## STATED PROBLEM
Copy each of the entries below word for word, keeping every line unchanged.

[Start DATA]

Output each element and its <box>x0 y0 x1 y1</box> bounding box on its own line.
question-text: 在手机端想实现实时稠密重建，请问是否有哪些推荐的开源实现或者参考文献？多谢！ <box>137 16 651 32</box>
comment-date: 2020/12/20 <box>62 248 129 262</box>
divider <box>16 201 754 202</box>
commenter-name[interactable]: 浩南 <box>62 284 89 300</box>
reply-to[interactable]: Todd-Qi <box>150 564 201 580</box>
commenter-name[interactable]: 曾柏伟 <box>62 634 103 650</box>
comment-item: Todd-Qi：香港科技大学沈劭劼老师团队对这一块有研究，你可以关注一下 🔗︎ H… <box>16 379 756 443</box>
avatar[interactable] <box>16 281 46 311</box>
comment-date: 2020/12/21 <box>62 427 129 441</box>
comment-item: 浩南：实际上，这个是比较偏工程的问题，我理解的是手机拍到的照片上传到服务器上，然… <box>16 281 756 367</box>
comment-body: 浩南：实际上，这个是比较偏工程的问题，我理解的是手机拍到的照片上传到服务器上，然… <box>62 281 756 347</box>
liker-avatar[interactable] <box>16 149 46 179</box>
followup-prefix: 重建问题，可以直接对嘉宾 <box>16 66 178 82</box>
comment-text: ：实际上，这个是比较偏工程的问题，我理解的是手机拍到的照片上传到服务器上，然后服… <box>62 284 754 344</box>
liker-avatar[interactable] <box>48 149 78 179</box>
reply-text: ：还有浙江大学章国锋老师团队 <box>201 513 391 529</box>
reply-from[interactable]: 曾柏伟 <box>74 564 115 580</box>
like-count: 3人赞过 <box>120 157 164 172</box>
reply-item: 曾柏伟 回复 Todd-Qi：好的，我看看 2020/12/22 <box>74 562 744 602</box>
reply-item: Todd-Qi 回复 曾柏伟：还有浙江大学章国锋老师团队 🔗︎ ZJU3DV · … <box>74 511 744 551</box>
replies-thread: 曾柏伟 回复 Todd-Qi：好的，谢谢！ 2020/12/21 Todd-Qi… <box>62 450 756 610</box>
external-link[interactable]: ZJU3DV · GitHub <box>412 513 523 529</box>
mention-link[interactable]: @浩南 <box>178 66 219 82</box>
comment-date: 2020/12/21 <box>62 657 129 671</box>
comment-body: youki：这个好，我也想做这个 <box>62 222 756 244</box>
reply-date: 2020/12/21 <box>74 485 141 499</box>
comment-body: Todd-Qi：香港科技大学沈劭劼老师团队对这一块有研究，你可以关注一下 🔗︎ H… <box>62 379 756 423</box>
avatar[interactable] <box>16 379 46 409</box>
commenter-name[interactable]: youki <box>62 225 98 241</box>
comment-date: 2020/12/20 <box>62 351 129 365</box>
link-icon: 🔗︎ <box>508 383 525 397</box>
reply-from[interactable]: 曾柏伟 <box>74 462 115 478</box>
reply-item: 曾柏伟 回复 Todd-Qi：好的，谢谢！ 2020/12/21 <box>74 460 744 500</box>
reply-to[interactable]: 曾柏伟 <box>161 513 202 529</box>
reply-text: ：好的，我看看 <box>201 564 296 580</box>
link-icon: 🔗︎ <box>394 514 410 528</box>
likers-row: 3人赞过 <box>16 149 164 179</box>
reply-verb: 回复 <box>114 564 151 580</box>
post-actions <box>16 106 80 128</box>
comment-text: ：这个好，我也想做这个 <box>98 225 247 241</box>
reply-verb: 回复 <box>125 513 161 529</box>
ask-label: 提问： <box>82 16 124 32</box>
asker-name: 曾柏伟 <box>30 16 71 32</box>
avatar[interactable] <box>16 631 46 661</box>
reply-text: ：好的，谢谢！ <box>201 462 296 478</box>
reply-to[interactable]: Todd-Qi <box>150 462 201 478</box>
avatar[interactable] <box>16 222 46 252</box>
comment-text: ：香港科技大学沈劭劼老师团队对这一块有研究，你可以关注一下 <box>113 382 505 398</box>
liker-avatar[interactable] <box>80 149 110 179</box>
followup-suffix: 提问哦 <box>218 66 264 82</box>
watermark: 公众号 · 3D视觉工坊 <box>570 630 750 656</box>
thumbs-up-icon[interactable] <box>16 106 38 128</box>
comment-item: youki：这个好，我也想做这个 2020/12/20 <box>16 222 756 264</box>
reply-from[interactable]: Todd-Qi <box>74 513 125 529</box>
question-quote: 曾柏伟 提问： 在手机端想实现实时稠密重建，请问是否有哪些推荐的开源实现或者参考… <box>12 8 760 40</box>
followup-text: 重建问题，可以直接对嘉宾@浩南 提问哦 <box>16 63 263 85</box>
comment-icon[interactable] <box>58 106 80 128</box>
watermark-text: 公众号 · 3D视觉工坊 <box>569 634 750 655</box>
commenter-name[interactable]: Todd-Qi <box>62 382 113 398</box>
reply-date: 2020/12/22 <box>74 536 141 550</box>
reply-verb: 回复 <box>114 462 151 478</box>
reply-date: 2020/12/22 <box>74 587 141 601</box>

[End DATA]

## THE OUTPUT
Output each element and its <box>x0 y0 x1 y1</box> bounding box on its own line.
question-text: 在手机端想实现实时稠密重建，请问是否有哪些推荐的开源实现或者参考文献？多谢！ <box>137 16 651 32</box>
comment-date: 2020/12/20 <box>62 248 129 262</box>
divider <box>16 201 754 202</box>
commenter-name[interactable]: 浩南 <box>62 284 89 300</box>
reply-to[interactable]: Todd-Qi <box>150 564 201 580</box>
commenter-name[interactable]: 曾柏伟 <box>62 634 103 650</box>
comment-item: Todd-Qi：香港科技大学沈劭劼老师团队对这一块有研究，你可以关注一下 🔗︎ H… <box>16 379 756 443</box>
avatar[interactable] <box>16 281 46 311</box>
comment-date: 2020/12/21 <box>62 427 129 441</box>
comment-item: 浩南：实际上，这个是比较偏工程的问题，我理解的是手机拍到的照片上传到服务器上，然… <box>16 281 756 367</box>
comment-body: 浩南：实际上，这个是比较偏工程的问题，我理解的是手机拍到的照片上传到服务器上，然… <box>62 281 756 347</box>
liker-avatar[interactable] <box>16 149 46 179</box>
followup-prefix: 重建问题，可以直接对嘉宾 <box>16 66 178 82</box>
comment-text: ：实际上，这个是比较偏工程的问题，我理解的是手机拍到的照片上传到服务器上，然后服… <box>62 284 754 344</box>
liker-avatar[interactable] <box>48 149 78 179</box>
reply-text: ：还有浙江大学章国锋老师团队 <box>201 513 391 529</box>
reply-from[interactable]: 曾柏伟 <box>74 564 115 580</box>
like-count: 3人赞过 <box>120 157 164 172</box>
reply-item: 曾柏伟 回复 Todd-Qi：好的，我看看 2020/12/22 <box>74 562 744 602</box>
reply-item: Todd-Qi 回复 曾柏伟：还有浙江大学章国锋老师团队 🔗︎ ZJU3DV · … <box>74 511 744 551</box>
replies-thread: 曾柏伟 回复 Todd-Qi：好的，谢谢！ 2020/12/21 Todd-Qi… <box>62 450 756 610</box>
external-link[interactable]: ZJU3DV · GitHub <box>412 513 523 529</box>
mention-link[interactable]: @浩南 <box>178 66 219 82</box>
comment-date: 2020/12/21 <box>62 657 129 671</box>
comment-body: youki：这个好，我也想做这个 <box>62 222 756 244</box>
reply-date: 2020/12/21 <box>74 485 141 499</box>
comment-body: Todd-Qi：香港科技大学沈劭劼老师团队对这一块有研究，你可以关注一下 🔗︎ H… <box>62 379 756 423</box>
avatar[interactable] <box>16 379 46 409</box>
commenter-name[interactable]: youki <box>62 225 98 241</box>
comment-date: 2020/12/20 <box>62 351 129 365</box>
link-icon: 🔗︎ <box>508 383 525 397</box>
reply-from[interactable]: 曾柏伟 <box>74 462 115 478</box>
reply-item: 曾柏伟 回复 Todd-Qi：好的，谢谢！ 2020/12/21 <box>74 460 744 500</box>
reply-to[interactable]: 曾柏伟 <box>161 513 202 529</box>
reply-text: ：好的，我看看 <box>201 564 296 580</box>
link-icon: 🔗︎ <box>394 514 410 528</box>
likers-row: 3人赞过 <box>16 149 164 179</box>
reply-verb: 回复 <box>114 564 151 580</box>
post-actions <box>16 106 80 128</box>
comment-text: ：这个好，我也想做这个 <box>98 225 247 241</box>
reply-verb: 回复 <box>125 513 161 529</box>
ask-label: 提问： <box>82 16 124 32</box>
asker-name: 曾柏伟 <box>30 16 71 32</box>
avatar[interactable] <box>16 631 46 661</box>
reply-text: ：好的，谢谢！ <box>201 462 296 478</box>
reply-to[interactable]: Todd-Qi <box>150 462 201 478</box>
avatar[interactable] <box>16 222 46 252</box>
comment-text: ：香港科技大学沈劭劼老师团队对这一块有研究，你可以关注一下 <box>113 382 505 398</box>
liker-avatar[interactable] <box>80 149 110 179</box>
followup-suffix: 提问哦 <box>218 66 264 82</box>
watermark: 公众号 · 3D视觉工坊 <box>570 630 750 656</box>
thumbs-up-icon[interactable] <box>16 106 38 128</box>
comment-item: youki：这个好，我也想做这个 2020/12/20 <box>16 222 756 264</box>
reply-from[interactable]: Todd-Qi <box>74 513 125 529</box>
question-quote: 曾柏伟 提问： 在手机端想实现实时稠密重建，请问是否有哪些推荐的开源实现或者参考… <box>12 8 760 40</box>
followup-text: 重建问题，可以直接对嘉宾@浩南 提问哦 <box>16 63 263 85</box>
comment-icon[interactable] <box>58 106 80 128</box>
watermark-text: 公众号 · 3D视觉工坊 <box>569 634 750 655</box>
commenter-name[interactable]: Todd-Qi <box>62 382 113 398</box>
reply-date: 2020/12/22 <box>74 536 141 550</box>
reply-verb: 回复 <box>114 462 151 478</box>
reply-date: 2020/12/22 <box>74 587 141 601</box>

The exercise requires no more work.